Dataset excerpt
┌──

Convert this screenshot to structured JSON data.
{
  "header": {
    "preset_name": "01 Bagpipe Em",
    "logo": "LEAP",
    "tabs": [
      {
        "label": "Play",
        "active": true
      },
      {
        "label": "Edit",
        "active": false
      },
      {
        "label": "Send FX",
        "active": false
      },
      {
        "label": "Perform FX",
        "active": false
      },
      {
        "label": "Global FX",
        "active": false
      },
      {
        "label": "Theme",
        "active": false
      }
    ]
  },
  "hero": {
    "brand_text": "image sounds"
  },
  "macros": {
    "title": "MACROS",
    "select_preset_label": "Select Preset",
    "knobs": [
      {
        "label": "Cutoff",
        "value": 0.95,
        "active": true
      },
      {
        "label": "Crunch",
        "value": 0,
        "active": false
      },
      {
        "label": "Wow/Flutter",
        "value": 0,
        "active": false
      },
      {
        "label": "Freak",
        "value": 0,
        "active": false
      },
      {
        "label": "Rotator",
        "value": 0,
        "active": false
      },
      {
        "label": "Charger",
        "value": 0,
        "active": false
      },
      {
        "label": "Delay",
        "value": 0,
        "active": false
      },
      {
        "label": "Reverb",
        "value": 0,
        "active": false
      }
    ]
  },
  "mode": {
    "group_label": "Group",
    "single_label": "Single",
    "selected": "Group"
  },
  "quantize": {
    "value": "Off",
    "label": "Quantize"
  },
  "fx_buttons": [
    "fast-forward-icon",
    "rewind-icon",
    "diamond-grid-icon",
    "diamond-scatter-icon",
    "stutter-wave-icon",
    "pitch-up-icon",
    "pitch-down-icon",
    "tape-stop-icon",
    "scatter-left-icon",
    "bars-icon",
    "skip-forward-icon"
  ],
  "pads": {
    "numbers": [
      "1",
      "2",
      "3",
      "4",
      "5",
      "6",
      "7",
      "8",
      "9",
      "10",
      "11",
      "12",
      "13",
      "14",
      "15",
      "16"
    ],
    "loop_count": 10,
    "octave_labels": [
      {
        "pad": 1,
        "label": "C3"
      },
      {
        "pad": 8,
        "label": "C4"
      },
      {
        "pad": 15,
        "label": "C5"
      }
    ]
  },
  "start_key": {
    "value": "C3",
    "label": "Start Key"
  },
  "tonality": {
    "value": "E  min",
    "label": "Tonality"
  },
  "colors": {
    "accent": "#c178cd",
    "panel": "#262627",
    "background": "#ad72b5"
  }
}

└──

Problem description:
Output all of the material, please, exactly as it stands.

Response to the exercise:
Convert this screenshot to structured JSON data.
{
  "header": {
    "preset_name": "01 Bagpipe Em",
    "logo": "LEAP",
    "tabs": [
      {
        "label": "Play",
        "active": true
      },
      {
        "label": "Edit",
        "active": false
      },
      {
        "label": "Send FX",
        "active": false
      },
      {
        "label": "Perform FX",
        "active": false
      },
      {
        "label": "Global FX",
        "active": false
      },
      {
        "label": "Theme",
        "active": false
      }
    ]
  },
  "hero": {
    "brand_text": "image sounds"
  },
  "macros": {
    "title": "MACROS",
    "select_preset_label": "Select Preset",
    "knobs": [
      {
        "label": "Cutoff",
        "value": 0.95,
        "active": true
      },
      {
        "label": "Crunch",
        "value": 0,
        "active": false
      },
      {
        "label": "Wow/Flutter",
        "value": 0,
        "active": false
      },
      {
        "label": "Freak",
        "value": 0,
        "active": false
      },
      {
        "label": "Rotator",
        "value": 0,
        "active": false
      },
      {
        "label": "Charger",
        "value": 0,
        "active": false
      },
      {
        "label": "Delay",
        "value": 0,
        "active": false
      },
      {
        "label": "Reverb",
        "value": 0,
        "active": false
      }
    ]
  },
  "mode": {
    "group_label": "Group",
    "single_label": "Single",
    "selected": "Group"
  },
  "quantize": {
    "value": "Off",
    "label": "Quantize"
  },
  "fx_buttons": [
    "fast-forward-icon",
    "rewind-icon",
    "diamond-grid-icon",
    "diamond-scatter-icon",
    "stutter-wave-icon",
    "pitch-up-icon",
    "pitch-down-icon",
    "tape-stop-icon",
    "scatter-left-icon",
    "bars-icon",
    "skip-forward-icon"
  ],
  "pads": {
    "numbers": [
      "1",
      "2",
      "3",
      "4",
      "5",
      "6",
      "7",
      "8",
      "9",
      "10",
      "11",
      "12",
      "13",
      "14",
      "15",
      "16"
    ],
    "loop_count": 10,
    "octave_labels": [
      {
        "pad": 1,
        "label": "C3"
      },
      {
        "pad": 8,
        "label": "C4"
      },
      {
        "pad": 15,
        "label": "C5"
      }
    ]
  },
  "start_key": {
    "value": "C3",
    "label": "Start Key"
  },
  "tonality": {
    "value": "E  min",
    "label": "Tonality"
  },
  "colors": {
    "accent": "#c178cd",
    "panel": "#262627",
    "background": "#ad72b5"
  }
}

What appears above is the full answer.